__Your objective__: Reproduce each line of the listing exactly.

__The records__:
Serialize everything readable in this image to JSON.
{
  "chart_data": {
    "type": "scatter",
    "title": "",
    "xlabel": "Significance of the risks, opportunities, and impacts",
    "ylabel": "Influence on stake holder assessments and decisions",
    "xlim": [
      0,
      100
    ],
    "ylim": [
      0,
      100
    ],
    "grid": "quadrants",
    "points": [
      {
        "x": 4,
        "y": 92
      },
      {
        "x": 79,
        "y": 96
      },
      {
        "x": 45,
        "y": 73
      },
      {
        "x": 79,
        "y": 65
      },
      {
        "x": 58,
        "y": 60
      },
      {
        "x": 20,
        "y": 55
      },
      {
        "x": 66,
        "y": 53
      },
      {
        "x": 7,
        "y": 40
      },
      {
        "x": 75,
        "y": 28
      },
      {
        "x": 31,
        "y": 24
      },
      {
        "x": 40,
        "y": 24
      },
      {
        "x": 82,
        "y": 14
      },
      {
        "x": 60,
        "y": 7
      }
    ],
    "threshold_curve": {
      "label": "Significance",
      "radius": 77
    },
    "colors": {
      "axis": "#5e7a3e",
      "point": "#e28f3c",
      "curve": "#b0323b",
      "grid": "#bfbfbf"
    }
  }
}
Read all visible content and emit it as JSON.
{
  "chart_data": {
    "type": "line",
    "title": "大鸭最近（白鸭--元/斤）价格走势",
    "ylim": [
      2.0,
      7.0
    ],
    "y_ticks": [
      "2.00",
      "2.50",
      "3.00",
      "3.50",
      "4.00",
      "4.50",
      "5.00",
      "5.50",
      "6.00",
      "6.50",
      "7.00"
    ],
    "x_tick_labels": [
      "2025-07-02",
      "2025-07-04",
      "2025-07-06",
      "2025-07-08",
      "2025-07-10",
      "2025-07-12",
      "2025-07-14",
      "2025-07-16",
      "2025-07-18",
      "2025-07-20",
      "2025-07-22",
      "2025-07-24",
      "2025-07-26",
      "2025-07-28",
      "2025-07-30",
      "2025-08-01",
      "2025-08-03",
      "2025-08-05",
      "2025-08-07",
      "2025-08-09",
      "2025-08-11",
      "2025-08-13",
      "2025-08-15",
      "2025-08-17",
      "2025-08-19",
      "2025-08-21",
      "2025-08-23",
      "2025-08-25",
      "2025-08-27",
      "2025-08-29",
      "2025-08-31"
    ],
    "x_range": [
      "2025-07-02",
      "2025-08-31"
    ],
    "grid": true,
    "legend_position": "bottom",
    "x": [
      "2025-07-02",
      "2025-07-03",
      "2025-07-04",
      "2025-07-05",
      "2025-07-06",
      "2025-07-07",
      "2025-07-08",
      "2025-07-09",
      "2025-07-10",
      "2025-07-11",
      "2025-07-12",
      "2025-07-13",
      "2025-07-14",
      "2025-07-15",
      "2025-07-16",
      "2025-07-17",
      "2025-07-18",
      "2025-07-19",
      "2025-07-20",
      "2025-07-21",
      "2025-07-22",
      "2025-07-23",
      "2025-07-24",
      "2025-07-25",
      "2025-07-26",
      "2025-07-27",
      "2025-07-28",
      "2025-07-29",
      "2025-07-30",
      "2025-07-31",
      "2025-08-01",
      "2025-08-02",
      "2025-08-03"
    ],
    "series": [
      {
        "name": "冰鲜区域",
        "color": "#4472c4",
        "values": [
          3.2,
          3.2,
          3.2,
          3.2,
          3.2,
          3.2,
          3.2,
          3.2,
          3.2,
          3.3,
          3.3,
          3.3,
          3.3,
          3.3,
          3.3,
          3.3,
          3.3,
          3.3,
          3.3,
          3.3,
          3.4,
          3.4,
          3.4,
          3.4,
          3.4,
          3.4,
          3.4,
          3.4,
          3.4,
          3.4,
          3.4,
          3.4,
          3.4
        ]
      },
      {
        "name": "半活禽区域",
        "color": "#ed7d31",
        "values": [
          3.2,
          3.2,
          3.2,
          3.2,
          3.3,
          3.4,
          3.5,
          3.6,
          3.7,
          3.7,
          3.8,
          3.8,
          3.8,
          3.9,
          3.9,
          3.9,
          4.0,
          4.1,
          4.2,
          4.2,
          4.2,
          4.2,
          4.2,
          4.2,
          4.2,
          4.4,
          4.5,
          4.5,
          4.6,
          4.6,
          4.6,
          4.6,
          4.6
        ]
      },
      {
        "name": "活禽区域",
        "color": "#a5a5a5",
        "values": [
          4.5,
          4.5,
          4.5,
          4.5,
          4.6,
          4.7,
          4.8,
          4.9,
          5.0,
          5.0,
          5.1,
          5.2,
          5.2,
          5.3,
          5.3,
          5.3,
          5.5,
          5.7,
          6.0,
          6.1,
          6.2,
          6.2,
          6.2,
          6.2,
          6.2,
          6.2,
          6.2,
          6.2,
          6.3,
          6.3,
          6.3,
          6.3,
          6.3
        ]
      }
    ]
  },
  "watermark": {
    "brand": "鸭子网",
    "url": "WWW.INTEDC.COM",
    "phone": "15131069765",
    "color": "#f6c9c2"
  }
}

__Solution__:
Serialize everything readable in this image to JSON.
{
  "chart_data": {
    "type": "scatter",
    "title": "",
    "xlabel": "Significance of the risks, opportunities, and impacts",
    "ylabel": "Influence on stake holder assessments and decisions",
    "xlim": [
      0,
      100
    ],
    "ylim": [
      0,
      100
    ],
    "grid": "quadrants",
    "points": [
      {
        "x": 4,
        "y": 92
      },
      {
        "x": 79,
        "y": 96
      },
      {
        "x": 45,
        "y": 73
      },
      {
        "x": 79,
        "y": 65
      },
      {
        "x": 58,
        "y": 60
      },
      {
        "x": 20,
        "y": 55
      },
      {
        "x": 66,
        "y": 53
      },
      {
        "x": 7,
        "y": 40
      },
      {
        "x": 75,
        "y": 28
      },
      {
        "x": 31,
        "y": 24
      },
      {
        "x": 40,
        "y": 24
      },
      {
        "x": 82,
        "y": 14
      },
      {
        "x": 60,
        "y": 7
      }
    ],
    "threshold_curve": {
      "label": "Significance",
      "radius": 77
    },
    "colors": {
      "axis": "#5e7a3e",
      "point": "#e28f3c",
      "curve": "#b0323b",
      "grid": "#bfbfbf"
    }
  }
}
Read all visible content and emit it as JSON.
{
  "chart_data": {
    "type": "line",
    "title": "大鸭最近（白鸭--元/斤）价格走势",
    "ylim": [
      2.0,
      7.0
    ],
    "y_ticks": [
      "2.00",
      "2.50",
      "3.00",
      "3.50",
      "4.00",
      "4.50",
      "5.00",
      "5.50",
      "6.00",
      "6.50",
      "7.00"
    ],
    "x_tick_labels": [
      "2025-07-02",
      "2025-07-04",
      "2025-07-06",
      "2025-07-08",
      "2025-07-10",
      "2025-07-12",
      "2025-07-14",
      "2025-07-16",
      "2025-07-18",
      "2025-07-20",
      "2025-07-22",
      "2025-07-24",
      "2025-07-26",
      "2025-07-28",
      "2025-07-30",
      "2025-08-01",
      "2025-08-03",
      "2025-08-05",
      "2025-08-07",
      "2025-08-09",
      "2025-08-11",
      "2025-08-13",
      "2025-08-15",
      "2025-08-17",
      "2025-08-19",
      "2025-08-21",
      "2025-08-23",
      "2025-08-25",
      "2025-08-27",
      "2025-08-29",
      "2025-08-31"
    ],
    "x_range": [
      "2025-07-02",
      "2025-08-31"
    ],
    "grid": true,
    "legend_position": "bottom",
    "x": [
      "2025-07-02",
      "2025-07-03",
      "2025-07-04",
      "2025-07-05",
      "2025-07-06",
      "2025-07-07",
      "2025-07-08",
      "2025-07-09",
      "2025-07-10",
      "2025-07-11",
      "2025-07-12",
      "2025-07-13",
      "2025-07-14",
      "2025-07-15",
      "2025-07-16",
      "2025-07-17",
      "2025-07-18",
      "2025-07-19",
      "2025-07-20",
      "2025-07-21",
      "2025-07-22",
      "2025-07-23",
      "2025-07-24",
      "2025-07-25",
      "2025-07-26",
      "2025-07-27",
      "2025-07-28",
      "2025-07-29",
      "2025-07-30",
      "2025-07-31",
      "2025-08-01",
      "2025-08-02",
      "2025-08-03"
    ],
    "series": [
      {
        "name": "冰鲜区域",
        "color": "#4472c4",
        "values": [
          3.2,
          3.2,
          3.2,
          3.2,
          3.2,
          3.2,
          3.2,
          3.2,
          3.2,
          3.3,
          3.3,
          3.3,
          3.3,
          3.3,
          3.3,
          3.3,
          3.3,
          3.3,
          3.3,
          3.3,
          3.4,
          3.4,
          3.4,
          3.4,
          3.4,
          3.4,
          3.4,
          3.4,
          3.4,
          3.4,
          3.4,
          3.4,
          3.4
        ]
      },
      {
        "name": "半活禽区域",
        "color": "#ed7d31",
        "values": [
          3.2,
          3.2,
          3.2,
          3.2,
          3.3,
          3.4,
          3.5,
          3.6,
          3.7,
          3.7,
          3.8,
          3.8,
          3.8,
          3.9,
          3.9,
          3.9,
          4.0,
          4.1,
          4.2,
          4.2,
          4.2,
          4.2,
          4.2,
          4.2,
          4.2,
          4.4,
          4.5,
          4.5,
          4.6,
          4.6,
          4.6,
          4.6,
          4.6
        ]
      },
      {
        "name": "活禽区域",
        "color": "#a5a5a5",
        "values": [
          4.5,
          4.5,
          4.5,
          4.5,
          4.6,
          4.7,
          4.8,
          4.9,
          5.0,
          5.0,
          5.1,
          5.2,
          5.2,
          5.3,
          5.3,
          5.3,
          5.5,
          5.7,
          6.0,
          6.1,
          6.2,
          6.2,
          6.2,
          6.2,
          6.2,
          6.2,
          6.2,
          6.2,
          6.3,
          6.3,
          6.3,
          6.3,
          6.3
        ]
      }
    ]
  },
  "watermark": {
    "brand": "鸭子网",
    "url": "WWW.INTEDC.COM",
    "phone": "15131069765",
    "color": "#f6c9c2"
  }
}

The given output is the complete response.